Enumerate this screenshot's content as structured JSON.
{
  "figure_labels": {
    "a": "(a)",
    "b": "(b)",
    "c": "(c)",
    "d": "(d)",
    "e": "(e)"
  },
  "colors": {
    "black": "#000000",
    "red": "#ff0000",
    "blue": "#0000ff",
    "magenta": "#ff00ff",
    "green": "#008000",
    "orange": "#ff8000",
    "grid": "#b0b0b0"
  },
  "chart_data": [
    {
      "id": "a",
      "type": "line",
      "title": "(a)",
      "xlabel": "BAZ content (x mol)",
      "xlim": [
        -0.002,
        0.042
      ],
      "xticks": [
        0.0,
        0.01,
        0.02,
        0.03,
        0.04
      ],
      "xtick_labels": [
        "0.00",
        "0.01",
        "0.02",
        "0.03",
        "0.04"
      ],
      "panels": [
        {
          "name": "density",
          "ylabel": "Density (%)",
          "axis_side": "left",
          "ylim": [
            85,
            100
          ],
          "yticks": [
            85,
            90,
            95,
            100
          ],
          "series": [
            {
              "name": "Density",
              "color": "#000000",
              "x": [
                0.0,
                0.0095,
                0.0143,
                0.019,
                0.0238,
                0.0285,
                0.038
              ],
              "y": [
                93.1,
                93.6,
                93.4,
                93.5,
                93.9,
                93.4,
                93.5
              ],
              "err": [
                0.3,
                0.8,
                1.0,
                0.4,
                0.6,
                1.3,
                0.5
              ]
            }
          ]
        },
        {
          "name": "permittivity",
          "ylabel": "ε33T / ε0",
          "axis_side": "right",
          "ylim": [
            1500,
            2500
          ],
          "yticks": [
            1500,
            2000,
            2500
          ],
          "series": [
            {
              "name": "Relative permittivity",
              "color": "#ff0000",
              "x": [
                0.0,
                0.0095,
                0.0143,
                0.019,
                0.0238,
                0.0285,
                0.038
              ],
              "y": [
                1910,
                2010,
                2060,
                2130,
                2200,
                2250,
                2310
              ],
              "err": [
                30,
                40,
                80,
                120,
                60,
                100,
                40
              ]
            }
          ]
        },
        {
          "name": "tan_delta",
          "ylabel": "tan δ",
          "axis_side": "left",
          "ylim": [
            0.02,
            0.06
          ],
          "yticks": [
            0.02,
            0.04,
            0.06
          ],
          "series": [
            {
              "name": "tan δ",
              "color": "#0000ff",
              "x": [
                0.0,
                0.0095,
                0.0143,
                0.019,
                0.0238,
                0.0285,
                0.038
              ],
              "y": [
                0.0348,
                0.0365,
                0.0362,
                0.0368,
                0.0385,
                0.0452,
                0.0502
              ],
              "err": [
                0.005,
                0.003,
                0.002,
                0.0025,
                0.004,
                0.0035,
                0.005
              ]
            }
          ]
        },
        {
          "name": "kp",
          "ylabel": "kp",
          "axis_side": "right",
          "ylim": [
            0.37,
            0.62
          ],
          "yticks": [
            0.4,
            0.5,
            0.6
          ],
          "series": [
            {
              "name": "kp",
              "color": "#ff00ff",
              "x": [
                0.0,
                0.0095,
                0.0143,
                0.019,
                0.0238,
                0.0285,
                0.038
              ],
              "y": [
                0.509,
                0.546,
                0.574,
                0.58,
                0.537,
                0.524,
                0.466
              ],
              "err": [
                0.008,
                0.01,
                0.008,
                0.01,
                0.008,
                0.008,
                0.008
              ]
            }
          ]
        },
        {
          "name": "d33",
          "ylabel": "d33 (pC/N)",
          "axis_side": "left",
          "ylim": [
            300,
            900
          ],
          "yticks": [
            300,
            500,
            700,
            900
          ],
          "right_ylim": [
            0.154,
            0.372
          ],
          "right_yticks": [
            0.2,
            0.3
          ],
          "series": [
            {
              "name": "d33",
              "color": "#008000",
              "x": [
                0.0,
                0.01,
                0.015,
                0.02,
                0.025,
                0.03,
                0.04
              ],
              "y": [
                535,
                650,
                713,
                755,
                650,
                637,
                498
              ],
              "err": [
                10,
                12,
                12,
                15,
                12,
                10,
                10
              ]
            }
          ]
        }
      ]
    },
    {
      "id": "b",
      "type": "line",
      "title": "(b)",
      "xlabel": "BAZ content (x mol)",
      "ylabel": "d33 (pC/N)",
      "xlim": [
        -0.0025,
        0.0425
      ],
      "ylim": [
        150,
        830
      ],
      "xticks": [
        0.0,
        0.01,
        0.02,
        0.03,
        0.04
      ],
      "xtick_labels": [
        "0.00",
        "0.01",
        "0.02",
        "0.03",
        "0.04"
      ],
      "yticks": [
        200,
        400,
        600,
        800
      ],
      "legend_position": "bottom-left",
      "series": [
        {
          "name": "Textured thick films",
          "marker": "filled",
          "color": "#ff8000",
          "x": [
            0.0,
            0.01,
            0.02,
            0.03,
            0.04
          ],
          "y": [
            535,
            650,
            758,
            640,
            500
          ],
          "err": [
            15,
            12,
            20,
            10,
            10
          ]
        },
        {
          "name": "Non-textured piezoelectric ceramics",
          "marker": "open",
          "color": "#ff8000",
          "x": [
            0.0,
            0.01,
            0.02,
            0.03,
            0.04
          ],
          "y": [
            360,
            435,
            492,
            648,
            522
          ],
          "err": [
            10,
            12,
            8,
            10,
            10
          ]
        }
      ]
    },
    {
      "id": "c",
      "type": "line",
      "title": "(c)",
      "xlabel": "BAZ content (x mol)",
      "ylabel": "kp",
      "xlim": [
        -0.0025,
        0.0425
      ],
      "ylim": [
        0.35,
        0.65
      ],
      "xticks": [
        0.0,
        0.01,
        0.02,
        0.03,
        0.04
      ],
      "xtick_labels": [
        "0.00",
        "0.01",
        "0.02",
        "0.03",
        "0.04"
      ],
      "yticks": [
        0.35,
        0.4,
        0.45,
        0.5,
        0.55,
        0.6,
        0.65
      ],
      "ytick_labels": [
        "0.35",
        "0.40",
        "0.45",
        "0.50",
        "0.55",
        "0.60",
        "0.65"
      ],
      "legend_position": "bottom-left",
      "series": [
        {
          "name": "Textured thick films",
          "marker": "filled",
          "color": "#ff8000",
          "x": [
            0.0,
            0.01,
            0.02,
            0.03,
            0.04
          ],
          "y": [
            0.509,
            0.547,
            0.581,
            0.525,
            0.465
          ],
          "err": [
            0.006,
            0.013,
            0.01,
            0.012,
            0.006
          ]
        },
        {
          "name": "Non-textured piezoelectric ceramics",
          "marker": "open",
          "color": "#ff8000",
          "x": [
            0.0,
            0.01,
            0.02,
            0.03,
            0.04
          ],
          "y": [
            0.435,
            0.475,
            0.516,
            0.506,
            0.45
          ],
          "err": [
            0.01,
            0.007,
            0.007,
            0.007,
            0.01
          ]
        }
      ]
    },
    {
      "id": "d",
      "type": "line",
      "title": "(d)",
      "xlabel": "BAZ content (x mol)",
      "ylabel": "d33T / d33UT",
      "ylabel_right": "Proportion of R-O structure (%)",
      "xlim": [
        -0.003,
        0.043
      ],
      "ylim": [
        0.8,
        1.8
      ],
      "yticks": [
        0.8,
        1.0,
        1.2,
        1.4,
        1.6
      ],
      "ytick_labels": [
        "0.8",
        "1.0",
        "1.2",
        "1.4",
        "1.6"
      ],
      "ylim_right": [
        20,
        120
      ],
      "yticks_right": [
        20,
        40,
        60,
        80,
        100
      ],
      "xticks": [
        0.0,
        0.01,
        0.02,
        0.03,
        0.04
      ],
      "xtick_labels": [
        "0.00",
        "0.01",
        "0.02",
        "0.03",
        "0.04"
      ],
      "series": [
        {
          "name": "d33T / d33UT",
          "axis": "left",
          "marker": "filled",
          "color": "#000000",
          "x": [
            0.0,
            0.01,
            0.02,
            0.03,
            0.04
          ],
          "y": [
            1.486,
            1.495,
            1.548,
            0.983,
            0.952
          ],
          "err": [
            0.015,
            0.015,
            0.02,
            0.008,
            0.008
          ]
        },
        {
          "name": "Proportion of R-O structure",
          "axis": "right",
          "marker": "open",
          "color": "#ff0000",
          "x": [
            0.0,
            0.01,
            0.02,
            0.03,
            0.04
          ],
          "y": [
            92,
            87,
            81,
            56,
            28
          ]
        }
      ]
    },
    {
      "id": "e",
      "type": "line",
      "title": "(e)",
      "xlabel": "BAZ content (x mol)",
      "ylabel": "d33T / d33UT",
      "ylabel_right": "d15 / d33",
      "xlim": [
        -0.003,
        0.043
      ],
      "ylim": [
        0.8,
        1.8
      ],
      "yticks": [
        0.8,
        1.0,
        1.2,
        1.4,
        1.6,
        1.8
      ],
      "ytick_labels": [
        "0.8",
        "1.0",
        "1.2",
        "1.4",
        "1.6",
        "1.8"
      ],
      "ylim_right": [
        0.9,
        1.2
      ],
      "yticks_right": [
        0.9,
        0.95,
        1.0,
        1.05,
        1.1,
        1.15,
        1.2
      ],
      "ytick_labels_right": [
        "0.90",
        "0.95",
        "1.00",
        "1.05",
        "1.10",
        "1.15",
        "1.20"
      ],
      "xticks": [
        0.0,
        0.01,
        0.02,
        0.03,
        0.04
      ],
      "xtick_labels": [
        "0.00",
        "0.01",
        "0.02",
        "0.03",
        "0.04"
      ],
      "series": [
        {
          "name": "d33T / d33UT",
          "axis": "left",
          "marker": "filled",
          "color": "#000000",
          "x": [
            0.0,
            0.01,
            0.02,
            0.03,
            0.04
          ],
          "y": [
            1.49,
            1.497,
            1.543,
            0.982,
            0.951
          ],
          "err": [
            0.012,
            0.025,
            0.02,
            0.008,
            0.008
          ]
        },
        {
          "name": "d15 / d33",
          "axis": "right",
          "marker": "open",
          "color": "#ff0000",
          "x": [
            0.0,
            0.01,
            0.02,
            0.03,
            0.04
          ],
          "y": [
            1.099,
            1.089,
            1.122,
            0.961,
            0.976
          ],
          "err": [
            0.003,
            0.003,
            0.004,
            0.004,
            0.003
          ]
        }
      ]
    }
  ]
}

_ _ _ _ _ _ _

Only the number should be given: how many lines of the data contain the word "permittivity"?

2